[Your objective] From the entries below, gather every line containing the string "type".

[Working data]
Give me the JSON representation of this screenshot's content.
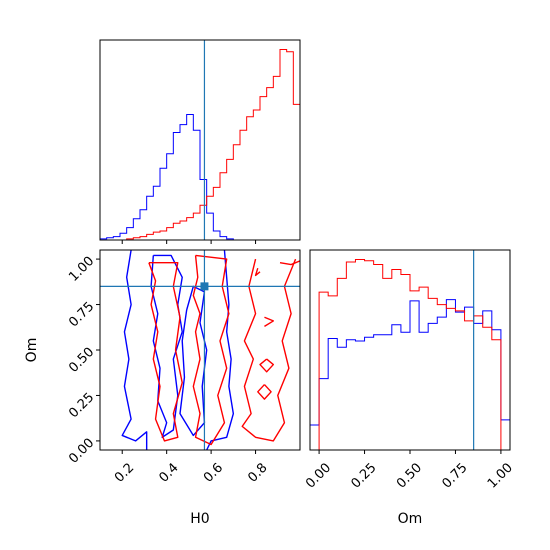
{
  "chart_data": {
    "type": "corner",
    "parameters": [
      "H0",
      "Om"
    ],
    "truth": {
      "H0": 0.57,
      "Om": 0.85
    },
    "colors": {
      "series_a": "#0000ff",
      "series_b": "#ff0000",
      "truth": "#1f77b4"
    },
    "panels": [
      {
        "id": "hist_H0",
        "type": "step-histogram",
        "x_range": [
          0.1,
          1.0
        ],
        "x_ticks": [
          0.2,
          0.4,
          0.6,
          0.8
        ],
        "y_ticks_visible": false,
        "series": [
          {
            "color": "#0000ff",
            "bin_edges": [
              0.1,
              0.13,
              0.16,
              0.19,
              0.22,
              0.25,
              0.28,
              0.31,
              0.34,
              0.37,
              0.4,
              0.43,
              0.46,
              0.49,
              0.52,
              0.55,
              0.58,
              0.61,
              0.64,
              0.67,
              0.7,
              0.73,
              0.76,
              0.79,
              0.82,
              0.85,
              0.88,
              0.91,
              0.94,
              0.97,
              1.0
            ],
            "counts": [
              1,
              2,
              3,
              6,
              11,
              19,
              27,
              39,
              48,
              64,
              77,
              96,
              103,
              112,
              98,
              54,
              24,
              8,
              3,
              1,
              0,
              0,
              0,
              0,
              0,
              0,
              0,
              0,
              0,
              0
            ]
          },
          {
            "color": "#ff0000",
            "bin_edges": [
              0.1,
              0.13,
              0.16,
              0.19,
              0.22,
              0.25,
              0.28,
              0.31,
              0.34,
              0.37,
              0.4,
              0.43,
              0.46,
              0.49,
              0.52,
              0.55,
              0.58,
              0.61,
              0.64,
              0.67,
              0.7,
              0.73,
              0.76,
              0.79,
              0.82,
              0.85,
              0.88,
              0.91,
              0.94,
              0.97,
              1.0
            ],
            "counts": [
              0,
              0,
              0,
              0,
              1,
              2,
              3,
              5,
              7,
              8,
              11,
              15,
              17,
              20,
              24,
              31,
              39,
              47,
              60,
              72,
              85,
              98,
              110,
              116,
              128,
              136,
              146,
              170,
              168,
              121
            ]
          }
        ]
      },
      {
        "id": "contour_H0_Om",
        "type": "contour",
        "x_range": [
          0.1,
          1.0
        ],
        "y_range": [
          -0.05,
          1.05
        ],
        "x_ticks": [
          0.2,
          0.4,
          0.6,
          0.8
        ],
        "y_ticks": [
          0.0,
          0.25,
          0.5,
          0.75,
          1.0
        ],
        "x_tick_labels": [
          "0.2",
          "0.4",
          "0.6",
          "0.8"
        ],
        "y_tick_labels": [
          "0.00",
          "0.25",
          "0.50",
          "0.75",
          "1.00"
        ],
        "xlabel": "H0",
        "ylabel": "Om",
        "series": [
          {
            "color": "#0000ff",
            "contours": [
              [
                [
                  0.24,
                  1.05
                ],
                [
                  0.22,
                  0.9
                ],
                [
                  0.24,
                  0.75
                ],
                [
                  0.21,
                  0.6
                ],
                [
                  0.23,
                  0.45
                ],
                [
                  0.21,
                  0.3
                ],
                [
                  0.24,
                  0.12
                ],
                [
                  0.2,
                  0.03
                ],
                [
                  0.26,
                  0.0
                ],
                [
                  0.31,
                  0.05
                ],
                [
                  0.31,
                  -0.05
                ]
              ],
              [
                [
                  0.66,
                  1.05
                ],
                [
                  0.67,
                  0.9
                ],
                [
                  0.68,
                  0.75
                ],
                [
                  0.67,
                  0.6
                ],
                [
                  0.69,
                  0.45
                ],
                [
                  0.68,
                  0.3
                ],
                [
                  0.7,
                  0.15
                ],
                [
                  0.67,
                  0.02
                ],
                [
                  0.6,
                  0.0
                ],
                [
                  0.58,
                  -0.05
                ]
              ],
              [
                [
                  0.34,
                  1.02
                ],
                [
                  0.33,
                  0.85
                ],
                [
                  0.36,
                  0.7
                ],
                [
                  0.34,
                  0.55
                ],
                [
                  0.37,
                  0.4
                ],
                [
                  0.36,
                  0.22
                ],
                [
                  0.4,
                  0.1
                ],
                [
                  0.38,
                  0.02
                ],
                [
                  0.43,
                  0.06
                ],
                [
                  0.45,
                  0.25
                ],
                [
                  0.43,
                  0.45
                ],
                [
                  0.47,
                  0.6
                ],
                [
                  0.45,
                  0.75
                ],
                [
                  0.47,
                  0.9
                ],
                [
                  0.42,
                  1.02
                ],
                [
                  0.34,
                  1.02
                ]
              ],
              [
                [
                  0.49,
                  0.72
                ],
                [
                  0.47,
                  0.55
                ],
                [
                  0.48,
                  0.35
                ],
                [
                  0.46,
                  0.15
                ],
                [
                  0.52,
                  0.03
                ],
                [
                  0.57,
                  0.1
                ],
                [
                  0.56,
                  0.3
                ],
                [
                  0.58,
                  0.5
                ],
                [
                  0.55,
                  0.65
                ],
                [
                  0.57,
                  0.82
                ],
                [
                  0.52,
                  0.85
                ],
                [
                  0.49,
                  0.72
                ]
              ]
            ]
          },
          {
            "color": "#ff0000",
            "contours": [
              [
                [
                  0.32,
                  0.98
                ],
                [
                  0.35,
                  0.88
                ],
                [
                  0.33,
                  0.75
                ],
                [
                  0.36,
                  0.6
                ],
                [
                  0.34,
                  0.45
                ],
                [
                  0.37,
                  0.3
                ],
                [
                  0.35,
                  0.12
                ],
                [
                  0.39,
                  0.0
                ],
                [
                  0.45,
                  0.02
                ],
                [
                  0.43,
                  0.15
                ],
                [
                  0.47,
                  0.32
                ],
                [
                  0.44,
                  0.5
                ],
                [
                  0.46,
                  0.68
                ],
                [
                  0.43,
                  0.85
                ],
                [
                  0.45,
                  0.98
                ],
                [
                  0.32,
                  0.98
                ]
              ],
              [
                [
                  0.53,
                  1.02
                ],
                [
                  0.54,
                  0.9
                ],
                [
                  0.52,
                  0.8
                ],
                [
                  0.55,
                  0.7
                ],
                [
                  0.53,
                  0.6
                ],
                [
                  0.55,
                  0.45
                ],
                [
                  0.52,
                  0.3
                ],
                [
                  0.55,
                  0.15
                ],
                [
                  0.53,
                  0.02
                ],
                [
                  0.6,
                  -0.02
                ],
                [
                  0.66,
                  0.1
                ],
                [
                  0.63,
                  0.25
                ],
                [
                  0.67,
                  0.4
                ],
                [
                  0.64,
                  0.55
                ],
                [
                  0.68,
                  0.7
                ],
                [
                  0.65,
                  0.85
                ],
                [
                  0.67,
                  1.0
                ],
                [
                  0.53,
                  1.02
                ]
              ],
              [
                [
                  0.8,
                  1.0
                ],
                [
                  0.77,
                  0.85
                ],
                [
                  0.8,
                  0.7
                ],
                [
                  0.75,
                  0.55
                ],
                [
                  0.79,
                  0.45
                ],
                [
                  0.75,
                  0.3
                ],
                [
                  0.78,
                  0.15
                ],
                [
                  0.74,
                  0.08
                ],
                [
                  0.8,
                  0.02
                ],
                [
                  0.88,
                  0.0
                ],
                [
                  0.93,
                  0.1
                ],
                [
                  0.9,
                  0.25
                ],
                [
                  0.95,
                  0.4
                ],
                [
                  0.92,
                  0.55
                ],
                [
                  0.96,
                  0.7
                ],
                [
                  0.93,
                  0.85
                ],
                [
                  0.98,
                  1.0
                ]
              ],
              [
                [
                  0.84,
                  0.68
                ],
                [
                  0.88,
                  0.66
                ],
                [
                  0.84,
                  0.63
                ]
              ],
              [
                [
                  0.85,
                  0.45
                ],
                [
                  0.88,
                  0.42
                ],
                [
                  0.85,
                  0.38
                ],
                [
                  0.82,
                  0.42
                ],
                [
                  0.85,
                  0.45
                ]
              ],
              [
                [
                  0.84,
                  0.31
                ],
                [
                  0.87,
                  0.27
                ],
                [
                  0.84,
                  0.23
                ],
                [
                  0.81,
                  0.27
                ],
                [
                  0.84,
                  0.31
                ]
              ],
              [
                [
                  0.91,
                  0.98
                ],
                [
                  0.96,
                  0.97
                ],
                [
                  1.0,
                  0.99
                ]
              ],
              [
                [
                  0.81,
                  0.95
                ],
                [
                  0.8,
                  0.91
                ],
                [
                  0.82,
                  0.93
                ]
              ]
            ]
          }
        ]
      },
      {
        "id": "hist_Om",
        "type": "step-histogram",
        "x_range": [
          -0.05,
          1.05
        ],
        "x_ticks": [
          0.0,
          0.25,
          0.5,
          0.75,
          1.0
        ],
        "x_tick_labels": [
          "0.00",
          "0.25",
          "0.50",
          "0.75",
          "1.00"
        ],
        "xlabel": "Om",
        "y_ticks_visible": false,
        "series": [
          {
            "color": "#0000ff",
            "bin_edges": [
              -0.05,
              0.0,
              0.05,
              0.1,
              0.15,
              0.2,
              0.25,
              0.3,
              0.35,
              0.4,
              0.45,
              0.5,
              0.55,
              0.6,
              0.65,
              0.7,
              0.75,
              0.8,
              0.85,
              0.9,
              0.95,
              1.0,
              1.05
            ],
            "counts": [
              20,
              57,
              89,
              82,
              88,
              87,
              90,
              92,
              92,
              100,
              94,
              119,
              94,
              101,
              106,
              120,
              110,
              114,
              101,
              111,
              96,
              24
            ]
          },
          {
            "color": "#ff0000",
            "bin_edges": [
              0.0,
              0.05,
              0.1,
              0.15,
              0.2,
              0.25,
              0.3,
              0.35,
              0.4,
              0.45,
              0.5,
              0.55,
              0.6,
              0.65,
              0.7,
              0.75,
              0.8,
              0.85,
              0.9,
              0.95,
              1.0
            ],
            "counts": [
              126,
              123,
              137,
              150,
              152,
              151,
              148,
              137,
              144,
              140,
              127,
              130,
              121,
              116,
              113,
              111,
              103,
              107,
              98,
              88
            ]
          }
        ]
      }
    ]
  }
}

[Response to this exercise]
    "type": "corner",
        "type": "step-histogram",
        "type": "contour",
        "type": "step-histogram",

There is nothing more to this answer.